Stored entries:
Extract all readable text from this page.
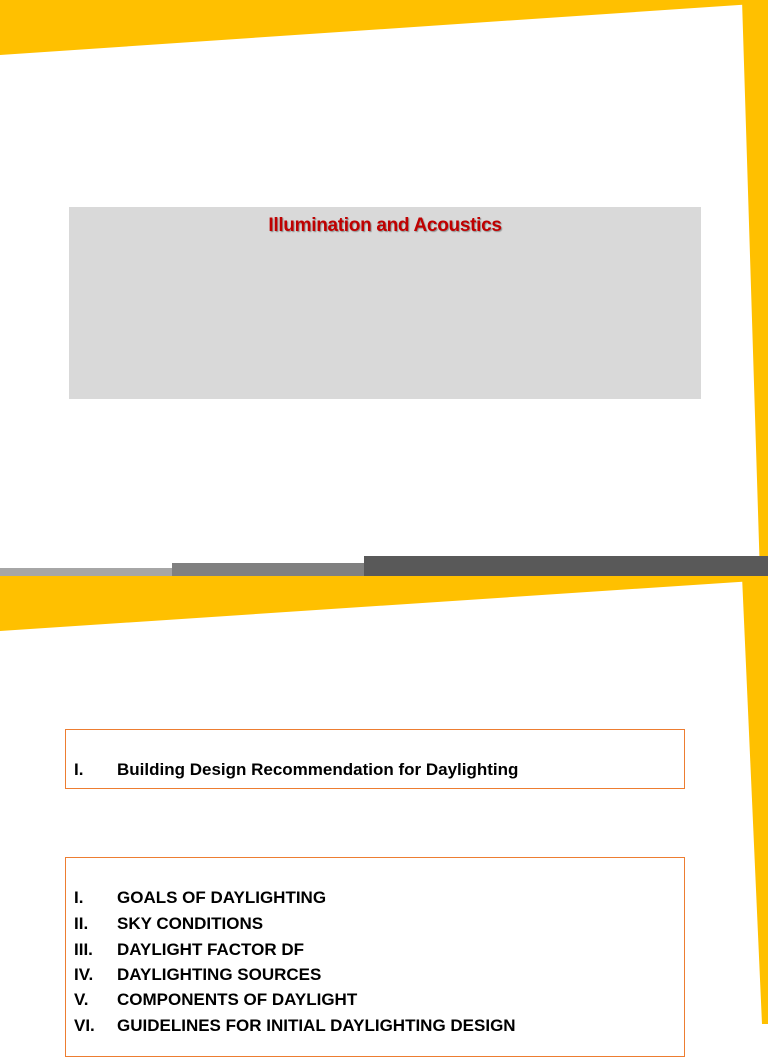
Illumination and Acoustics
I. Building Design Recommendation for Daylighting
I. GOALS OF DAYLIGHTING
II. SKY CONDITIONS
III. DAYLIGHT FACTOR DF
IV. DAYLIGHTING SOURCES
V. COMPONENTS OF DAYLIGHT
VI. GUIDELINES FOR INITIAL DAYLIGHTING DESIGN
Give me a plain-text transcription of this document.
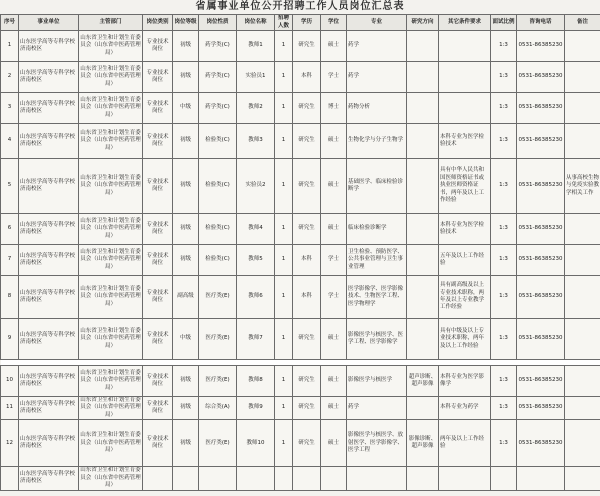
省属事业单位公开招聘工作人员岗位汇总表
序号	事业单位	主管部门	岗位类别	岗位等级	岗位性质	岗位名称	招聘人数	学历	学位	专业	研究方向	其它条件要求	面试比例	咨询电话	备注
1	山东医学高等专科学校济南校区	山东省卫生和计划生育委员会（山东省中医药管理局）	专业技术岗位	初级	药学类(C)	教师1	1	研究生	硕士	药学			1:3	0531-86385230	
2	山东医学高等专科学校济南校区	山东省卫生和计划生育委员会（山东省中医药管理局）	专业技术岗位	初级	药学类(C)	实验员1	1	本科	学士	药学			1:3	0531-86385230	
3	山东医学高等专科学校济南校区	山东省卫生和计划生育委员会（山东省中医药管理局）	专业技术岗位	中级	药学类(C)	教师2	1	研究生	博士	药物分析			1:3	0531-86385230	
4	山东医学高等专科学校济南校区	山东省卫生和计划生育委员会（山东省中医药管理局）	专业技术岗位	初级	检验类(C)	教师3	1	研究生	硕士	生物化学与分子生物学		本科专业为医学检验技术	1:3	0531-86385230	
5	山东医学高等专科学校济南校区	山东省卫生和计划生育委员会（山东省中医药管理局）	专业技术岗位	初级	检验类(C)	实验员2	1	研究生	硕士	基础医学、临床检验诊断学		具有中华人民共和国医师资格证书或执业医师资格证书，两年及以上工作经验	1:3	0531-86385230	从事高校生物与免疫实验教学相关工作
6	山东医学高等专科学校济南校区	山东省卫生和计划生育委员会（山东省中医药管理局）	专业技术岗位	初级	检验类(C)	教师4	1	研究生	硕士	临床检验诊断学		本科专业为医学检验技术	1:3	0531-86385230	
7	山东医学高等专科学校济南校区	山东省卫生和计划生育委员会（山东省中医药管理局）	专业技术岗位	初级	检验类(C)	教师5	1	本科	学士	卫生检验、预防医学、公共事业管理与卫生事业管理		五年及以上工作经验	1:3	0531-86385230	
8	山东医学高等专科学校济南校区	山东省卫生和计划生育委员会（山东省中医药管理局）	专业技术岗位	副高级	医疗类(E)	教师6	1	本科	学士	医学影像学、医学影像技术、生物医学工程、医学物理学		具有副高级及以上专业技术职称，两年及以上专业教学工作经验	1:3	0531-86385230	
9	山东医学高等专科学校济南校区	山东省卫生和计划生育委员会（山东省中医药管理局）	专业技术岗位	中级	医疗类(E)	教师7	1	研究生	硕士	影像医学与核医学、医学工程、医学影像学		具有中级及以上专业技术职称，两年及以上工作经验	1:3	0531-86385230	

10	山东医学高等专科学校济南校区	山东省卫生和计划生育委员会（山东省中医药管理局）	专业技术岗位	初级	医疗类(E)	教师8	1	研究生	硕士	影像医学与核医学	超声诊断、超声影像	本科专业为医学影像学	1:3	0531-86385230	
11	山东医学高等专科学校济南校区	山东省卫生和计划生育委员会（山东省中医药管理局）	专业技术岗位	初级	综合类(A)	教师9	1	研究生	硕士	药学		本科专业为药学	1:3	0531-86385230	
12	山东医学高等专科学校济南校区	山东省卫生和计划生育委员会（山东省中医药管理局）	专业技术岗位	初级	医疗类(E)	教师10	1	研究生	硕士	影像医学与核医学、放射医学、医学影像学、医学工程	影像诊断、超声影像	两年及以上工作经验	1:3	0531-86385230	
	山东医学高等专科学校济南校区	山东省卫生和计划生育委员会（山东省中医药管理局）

* **The request**
Leave out the pictures, and give all the records again exactly.

* **Written solution**
Extract all readable text from this page.
Illumination and Acoustics
I. Building Design Recommendation for Daylighting
I. GOALS OF DAYLIGHTING
II. SKY CONDITIONS
III. DAYLIGHT FACTOR DF
IV. DAYLIGHTING SOURCES
V. COMPONENTS OF DAYLIGHT
VI. GUIDELINES FOR INITIAL DAYLIGHTING DESIGN
Give me a plain-text transcription of this document.
省属事业单位公开招聘工作人员岗位汇总表
序号	事业单位	主管部门	岗位类别	岗位等级	岗位性质	岗位名称	招聘人数	学历	学位	专业	研究方向	其它条件要求	面试比例	咨询电话	备注
1	山东医学高等专科学校济南校区	山东省卫生和计划生育委员会（山东省中医药管理局）	专业技术岗位	初级	药学类(C)	教师1	1	研究生	硕士	药学			1:3	0531-86385230	
2	山东医学高等专科学校济南校区	山东省卫生和计划生育委员会（山东省中医药管理局）	专业技术岗位	初级	药学类(C)	实验员1	1	本科	学士	药学			1:3	0531-86385230	
3	山东医学高等专科学校济南校区	山东省卫生和计划生育委员会（山东省中医药管理局）	专业技术岗位	中级	药学类(C)	教师2	1	研究生	博士	药物分析			1:3	0531-86385230	
4	山东医学高等专科学校济南校区	山东省卫生和计划生育委员会（山东省中医药管理局）	专业技术岗位	初级	检验类(C)	教师3	1	研究生	硕士	生物化学与分子生物学		本科专业为医学检验技术	1:3	0531-86385230	
5	山东医学高等专科学校济南校区	山东省卫生和计划生育委员会（山东省中医药管理局）	专业技术岗位	初级	检验类(C)	实验员2	1	研究生	硕士	基础医学、临床检验诊断学		具有中华人民共和国医师资格证书或执业医师资格证书，两年及以上工作经验	1:3	0531-86385230	从事高校生物与免疫实验教学相关工作
6	山东医学高等专科学校济南校区	山东省卫生和计划生育委员会（山东省中医药管理局）	专业技术岗位	初级	检验类(C)	教师4	1	研究生	硕士	临床检验诊断学		本科专业为医学检验技术	1:3	0531-86385230	
7	山东医学高等专科学校济南校区	山东省卫生和计划生育委员会（山东省中医药管理局）	专业技术岗位	初级	检验类(C)	教师5	1	本科	学士	卫生检验、预防医学、公共事业管理与卫生事业管理		五年及以上工作经验	1:3	0531-86385230	
8	山东医学高等专科学校济南校区	山东省卫生和计划生育委员会（山东省中医药管理局）	专业技术岗位	副高级	医疗类(E)	教师6	1	本科	学士	医学影像学、医学影像技术、生物医学工程、医学物理学		具有副高级及以上专业技术职称，两年及以上专业教学工作经验	1:3	0531-86385230	
9	山东医学高等专科学校济南校区	山东省卫生和计划生育委员会（山东省中医药管理局）	专业技术岗位	中级	医疗类(E)	教师7	1	研究生	硕士	影像医学与核医学、医学工程、医学影像学		具有中级及以上专业技术职称，两年及以上工作经验	1:3	0531-86385230	

10	山东医学高等专科学校济南校区	山东省卫生和计划生育委员会（山东省中医药管理局）	专业技术岗位	初级	医疗类(E)	教师8	1	研究生	硕士	影像医学与核医学	超声诊断、超声影像	本科专业为医学影像学	1:3	0531-86385230	
11	山东医学高等专科学校济南校区	山东省卫生和计划生育委员会（山东省中医药管理局）	专业技术岗位	初级	综合类(A)	教师9	1	研究生	硕士	药学		本科专业为药学	1:3	0531-86385230	
12	山东医学高等专科学校济南校区	山东省卫生和计划生育委员会（山东省中医药管理局）	专业技术岗位	初级	医疗类(E)	教师10	1	研究生	硕士	影像医学与核医学、放射医学、医学影像学、医学工程	影像诊断、超声影像	两年及以上工作经验	1:3	0531-86385230	
	山东医学高等专科学校济南校区	山东省卫生和计划生育委员会（山东省中医药管理局）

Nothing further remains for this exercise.